### Entries supplied
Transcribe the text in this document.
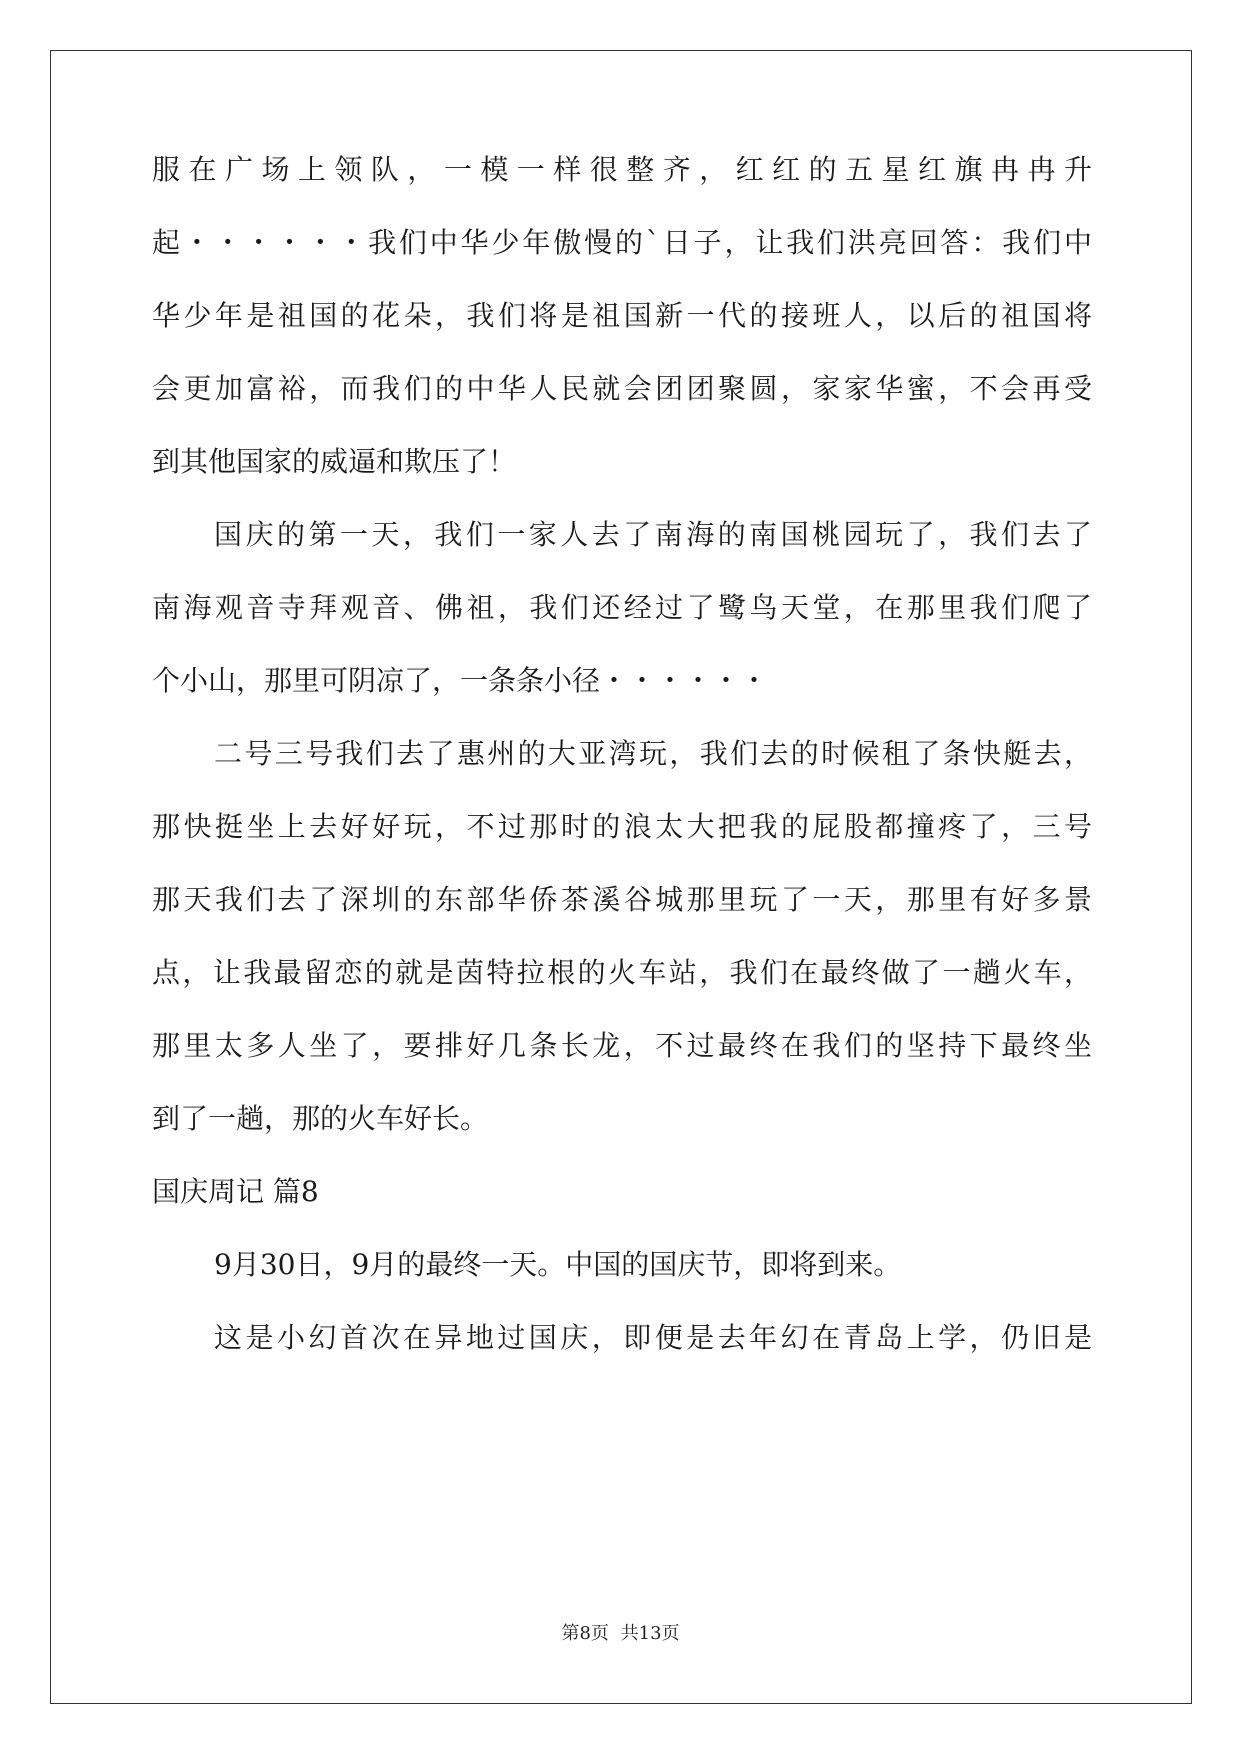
服在广场上领队，一模一样很整齐，红红的五星红旗冉冉升
起・・・・・・我们中华少年傲慢的`日子，让我们洪亮回答：我们中
华少年是祖国的花朵，我们将是祖国新一代的接班人，以后的祖国将
会更加富裕，而我们的中华人民就会团团聚圆，家家华蜜，不会再受
到其他国家的威逼和欺压了！
国庆的第一天，我们一家人去了南海的南国桃园玩了，我们去了
南海观音寺拜观音、佛祖，我们还经过了鹭鸟天堂，在那里我们爬了
个小山，那里可阴凉了，一条条小径・・・・・・
二号三号我们去了惠州的大亚湾玩，我们去的时候租了条快艇去，
那快挺坐上去好好玩，不过那时的浪太大把我的屁股都撞疼了，三号
那天我们去了深圳的东部华侨茶溪谷城那里玩了一天，那里有好多景
点，让我最留恋的就是茵特拉根的火车站，我们在最终做了一趟火车，
那里太多人坐了，要排好几条长龙，不过最终在我们的坚持下最终坐
到了一趟，那的火车好长。
国庆周记 篇8
9月30日，9月的最终一天。中国的国庆节，即将到来。
这是小幻首次在异地过国庆，即便是去年幻在青岛上学，仍旧是
第8页 共13页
######
**Task details**
Print each line of the material above exactly, with the pictures removed from your copy.

**Reply**
Transcribe the text in this document.
服在广场上领队，一模一样很整齐，红红的五星红旗冉冉升
起・・・・・・我们中华少年傲慢的`日子，让我们洪亮回答：我们中
华少年是祖国的花朵，我们将是祖国新一代的接班人，以后的祖国将
会更加富裕，而我们的中华人民就会团团聚圆，家家华蜜，不会再受
到其他国家的威逼和欺压了！
国庆的第一天，我们一家人去了南海的南国桃园玩了，我们去了
南海观音寺拜观音、佛祖，我们还经过了鹭鸟天堂，在那里我们爬了
个小山，那里可阴凉了，一条条小径・・・・・・
二号三号我们去了惠州的大亚湾玩，我们去的时候租了条快艇去，
那快挺坐上去好好玩，不过那时的浪太大把我的屁股都撞疼了，三号
那天我们去了深圳的东部华侨茶溪谷城那里玩了一天，那里有好多景
点，让我最留恋的就是茵特拉根的火车站，我们在最终做了一趟火车，
那里太多人坐了，要排好几条长龙，不过最终在我们的坚持下最终坐
到了一趟，那的火车好长。
国庆周记 篇8
9月30日，9月的最终一天。中国的国庆节，即将到来。
这是小幻首次在异地过国庆，即便是去年幻在青岛上学，仍旧是
第8页 共13页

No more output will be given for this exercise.